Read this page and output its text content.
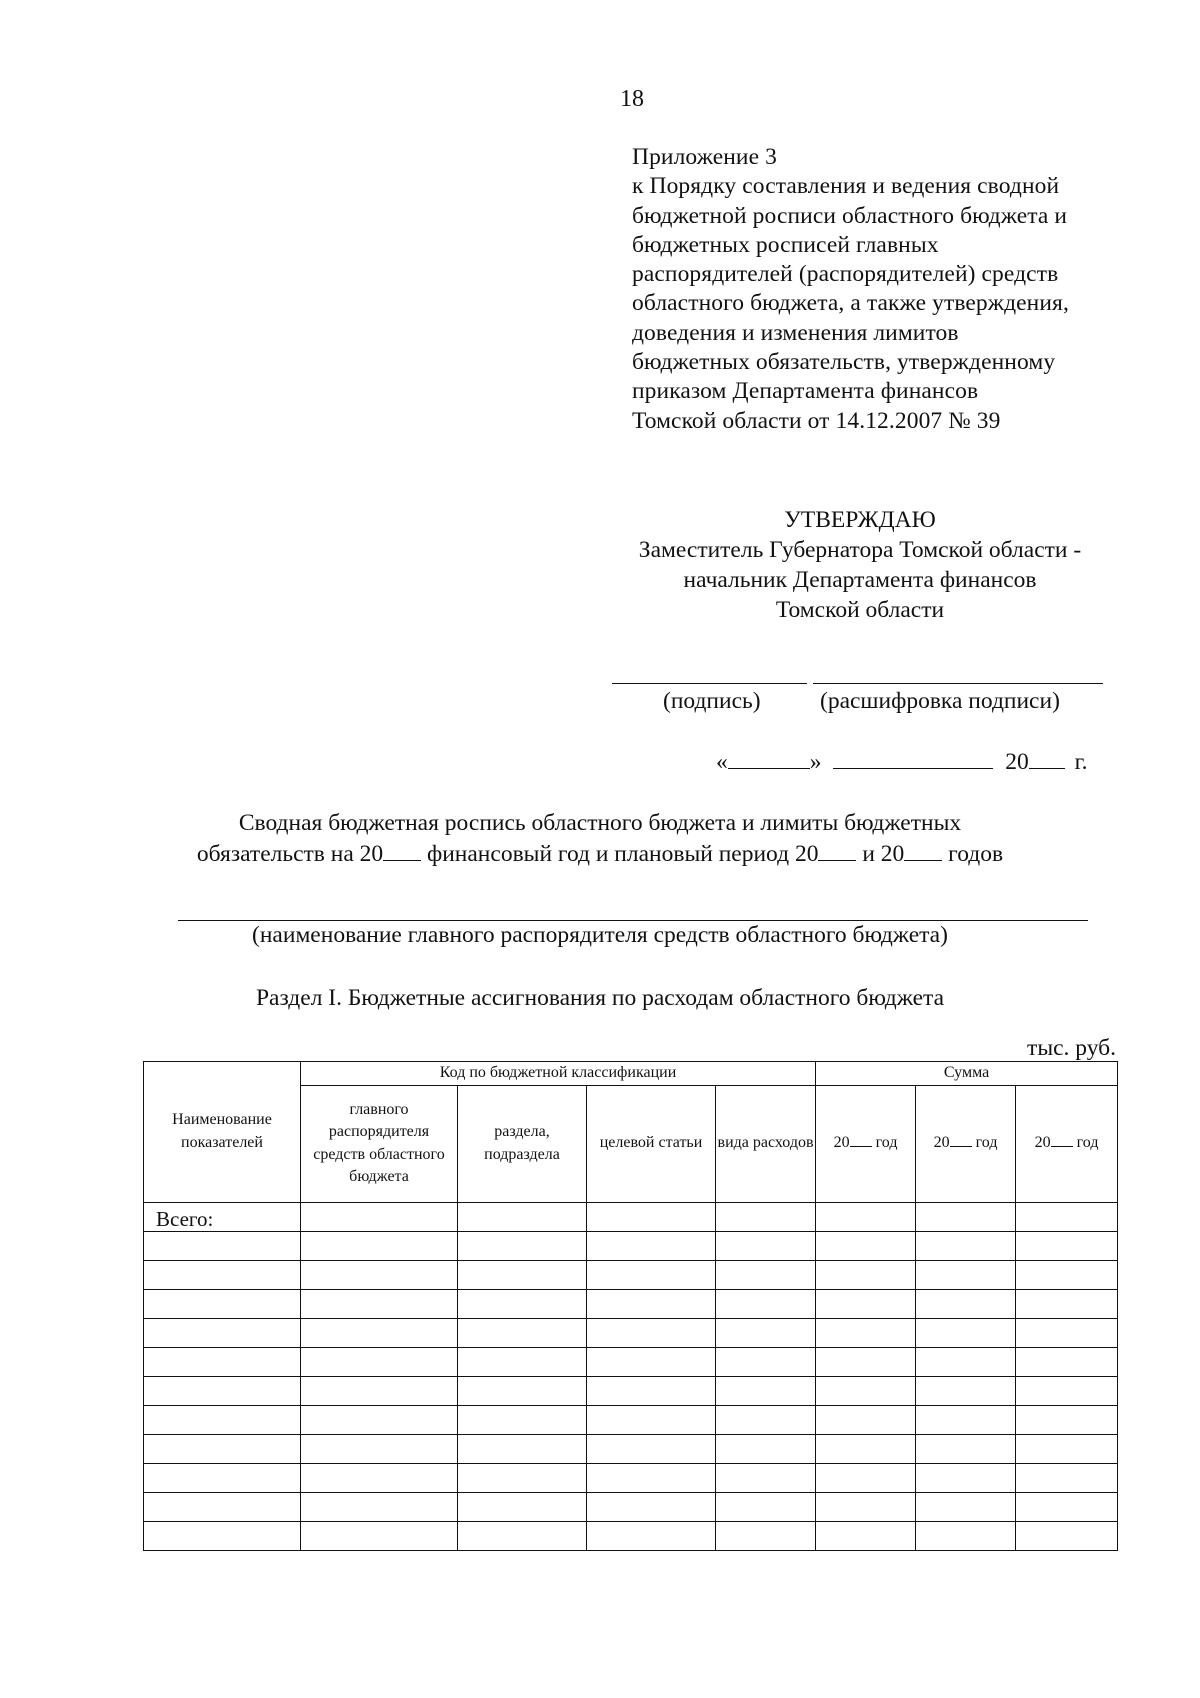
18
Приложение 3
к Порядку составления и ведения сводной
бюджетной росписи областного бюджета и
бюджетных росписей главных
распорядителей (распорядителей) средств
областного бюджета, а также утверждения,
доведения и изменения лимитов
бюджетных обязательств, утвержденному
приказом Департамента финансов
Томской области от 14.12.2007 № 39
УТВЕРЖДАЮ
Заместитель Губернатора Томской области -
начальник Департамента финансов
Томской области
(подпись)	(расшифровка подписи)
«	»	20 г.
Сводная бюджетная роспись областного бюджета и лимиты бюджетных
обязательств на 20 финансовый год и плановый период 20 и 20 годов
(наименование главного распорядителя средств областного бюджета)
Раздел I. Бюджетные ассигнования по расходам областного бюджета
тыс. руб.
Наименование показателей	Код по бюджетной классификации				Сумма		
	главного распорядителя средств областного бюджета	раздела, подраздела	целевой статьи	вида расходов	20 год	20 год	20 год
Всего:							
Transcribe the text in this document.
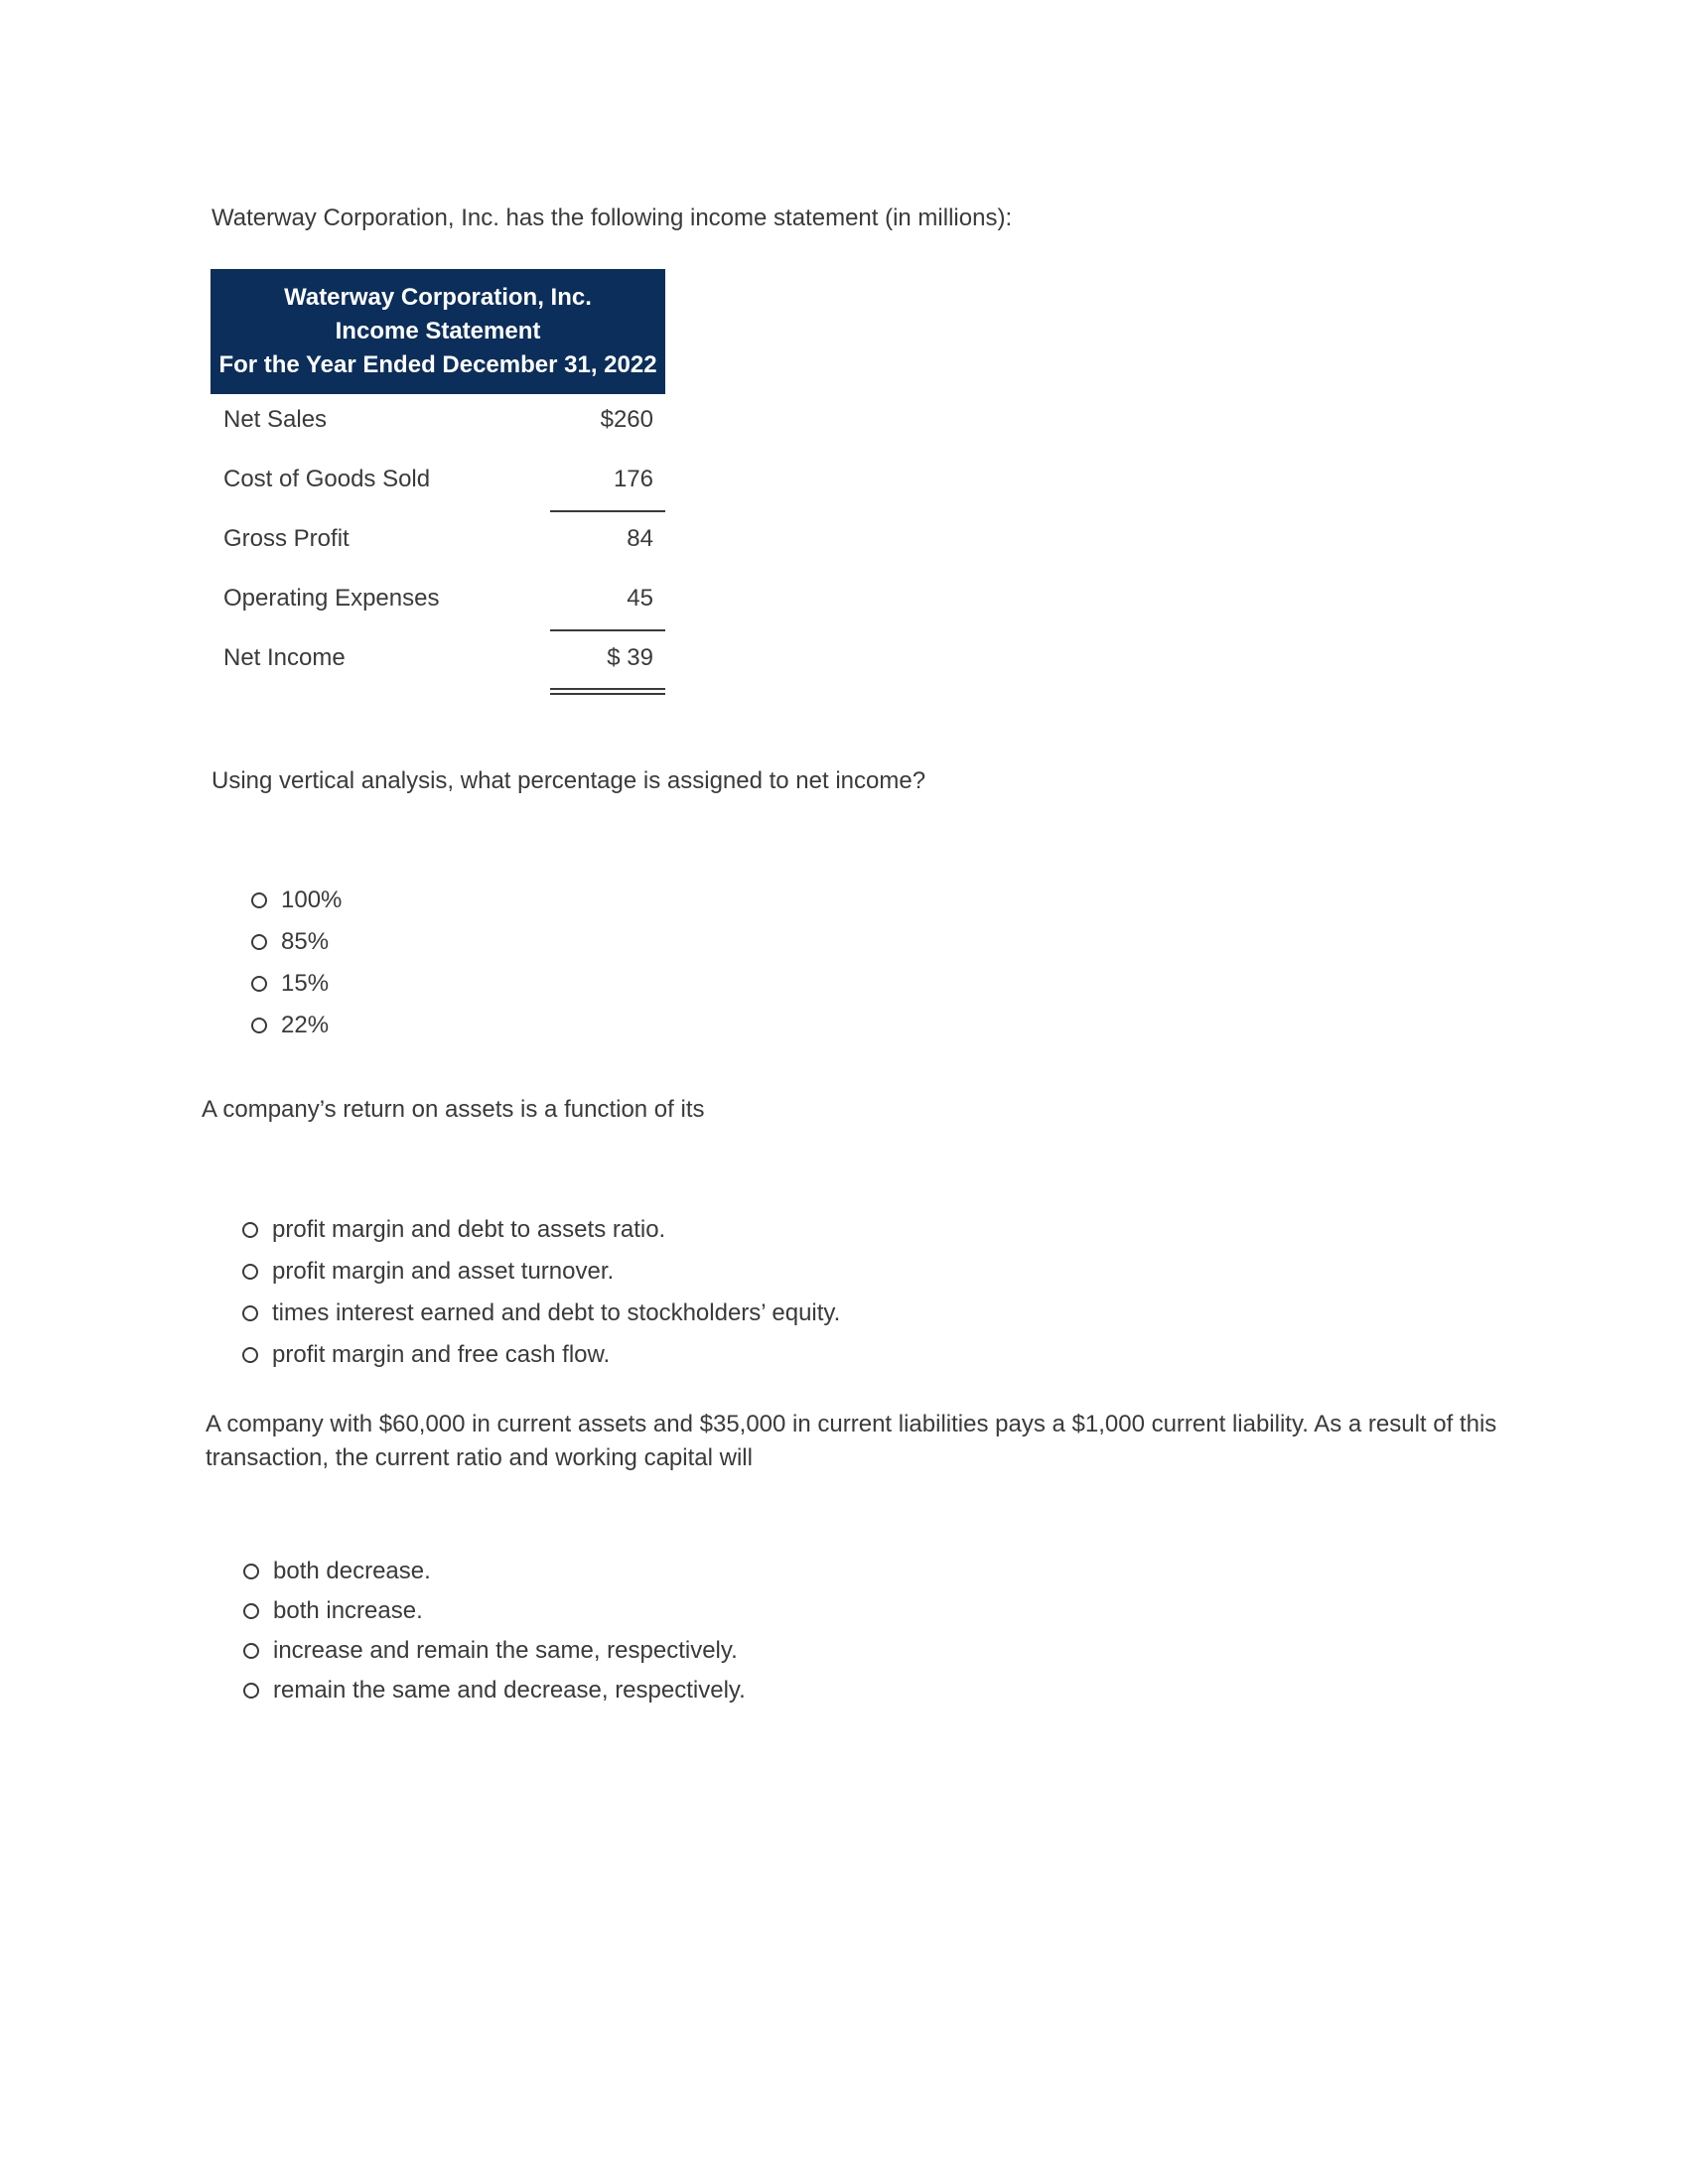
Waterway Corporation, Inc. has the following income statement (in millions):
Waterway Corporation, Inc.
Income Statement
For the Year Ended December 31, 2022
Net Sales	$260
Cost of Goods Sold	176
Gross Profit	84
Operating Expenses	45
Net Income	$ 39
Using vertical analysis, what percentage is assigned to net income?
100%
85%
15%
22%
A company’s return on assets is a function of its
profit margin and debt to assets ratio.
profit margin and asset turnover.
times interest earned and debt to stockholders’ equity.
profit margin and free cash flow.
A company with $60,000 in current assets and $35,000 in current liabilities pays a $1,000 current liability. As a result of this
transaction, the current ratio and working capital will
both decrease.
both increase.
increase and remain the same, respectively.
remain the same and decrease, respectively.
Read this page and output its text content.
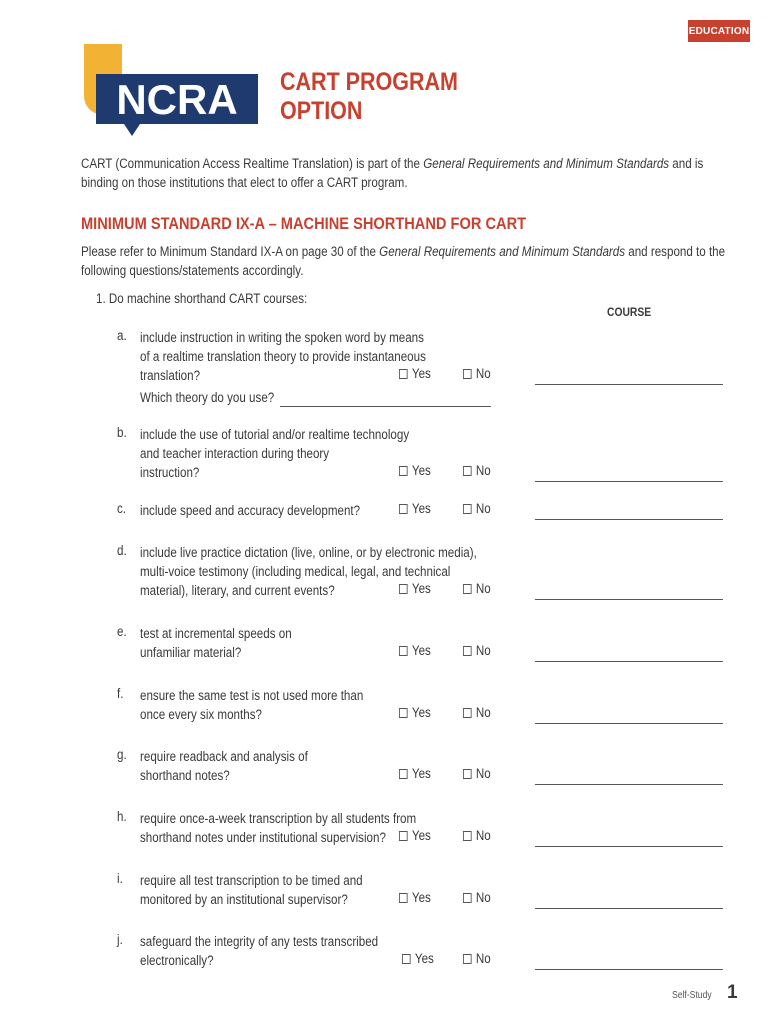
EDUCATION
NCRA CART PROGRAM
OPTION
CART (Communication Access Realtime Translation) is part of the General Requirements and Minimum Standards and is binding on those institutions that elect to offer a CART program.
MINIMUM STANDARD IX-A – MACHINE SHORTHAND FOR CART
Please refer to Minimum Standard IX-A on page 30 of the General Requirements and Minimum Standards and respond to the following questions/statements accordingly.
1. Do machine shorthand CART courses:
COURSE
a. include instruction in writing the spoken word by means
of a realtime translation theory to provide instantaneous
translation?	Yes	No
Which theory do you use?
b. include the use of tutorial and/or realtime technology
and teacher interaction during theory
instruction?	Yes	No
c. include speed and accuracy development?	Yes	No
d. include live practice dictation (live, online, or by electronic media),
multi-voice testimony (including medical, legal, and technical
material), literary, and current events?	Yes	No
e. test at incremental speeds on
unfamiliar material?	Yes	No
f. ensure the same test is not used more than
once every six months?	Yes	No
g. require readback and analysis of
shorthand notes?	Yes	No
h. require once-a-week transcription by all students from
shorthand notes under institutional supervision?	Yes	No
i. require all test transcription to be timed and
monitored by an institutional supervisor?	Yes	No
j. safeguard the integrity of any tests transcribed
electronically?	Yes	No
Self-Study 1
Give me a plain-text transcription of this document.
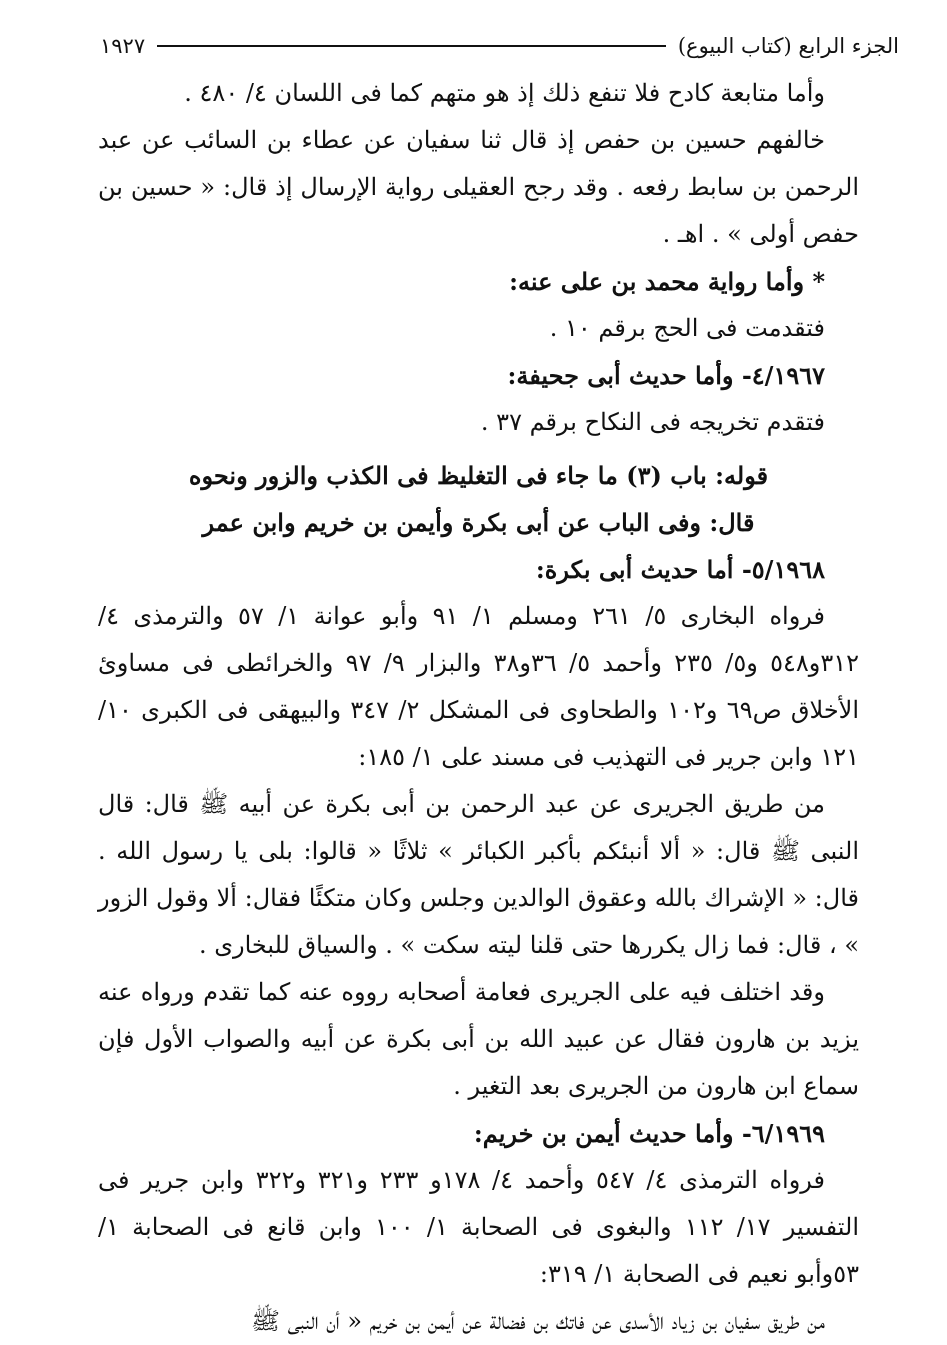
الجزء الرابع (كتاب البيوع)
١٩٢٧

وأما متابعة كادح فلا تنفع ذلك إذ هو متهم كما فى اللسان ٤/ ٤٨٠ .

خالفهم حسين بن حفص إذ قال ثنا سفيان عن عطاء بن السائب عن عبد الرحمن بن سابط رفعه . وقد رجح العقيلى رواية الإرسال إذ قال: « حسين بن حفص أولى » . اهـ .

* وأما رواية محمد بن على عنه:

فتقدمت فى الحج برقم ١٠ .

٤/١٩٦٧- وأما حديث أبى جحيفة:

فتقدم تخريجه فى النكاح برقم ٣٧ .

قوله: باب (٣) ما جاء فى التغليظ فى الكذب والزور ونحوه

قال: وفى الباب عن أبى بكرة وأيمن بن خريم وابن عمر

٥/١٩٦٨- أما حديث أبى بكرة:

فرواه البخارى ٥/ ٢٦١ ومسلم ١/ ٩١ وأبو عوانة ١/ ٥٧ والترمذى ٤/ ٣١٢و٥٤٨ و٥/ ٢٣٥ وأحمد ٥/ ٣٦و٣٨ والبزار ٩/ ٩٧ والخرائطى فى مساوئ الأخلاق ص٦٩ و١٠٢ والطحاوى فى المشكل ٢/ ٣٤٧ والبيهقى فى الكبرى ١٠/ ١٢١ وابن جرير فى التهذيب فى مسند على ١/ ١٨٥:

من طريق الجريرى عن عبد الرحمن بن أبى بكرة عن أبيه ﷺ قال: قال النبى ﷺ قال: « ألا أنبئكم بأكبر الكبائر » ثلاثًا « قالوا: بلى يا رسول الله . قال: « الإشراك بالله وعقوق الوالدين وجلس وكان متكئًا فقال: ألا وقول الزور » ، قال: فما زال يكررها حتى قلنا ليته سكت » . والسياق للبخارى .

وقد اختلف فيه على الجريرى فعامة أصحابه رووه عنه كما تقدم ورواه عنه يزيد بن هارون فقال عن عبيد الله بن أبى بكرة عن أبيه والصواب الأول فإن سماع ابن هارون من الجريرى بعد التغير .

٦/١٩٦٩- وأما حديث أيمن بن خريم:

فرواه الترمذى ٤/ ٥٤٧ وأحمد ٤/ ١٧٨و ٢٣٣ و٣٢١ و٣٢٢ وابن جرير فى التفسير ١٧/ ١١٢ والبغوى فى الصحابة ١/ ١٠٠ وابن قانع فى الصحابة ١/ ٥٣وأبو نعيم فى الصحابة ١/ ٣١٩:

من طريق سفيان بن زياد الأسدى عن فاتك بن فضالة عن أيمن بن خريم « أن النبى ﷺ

> **WHAT TO WORK ON**
Write out every line of the preceding listing that contains "theory".

> **THE RESULT**
of a realtime translation theory to provide instantaneous
Which theory do you use?
and teacher interaction during theory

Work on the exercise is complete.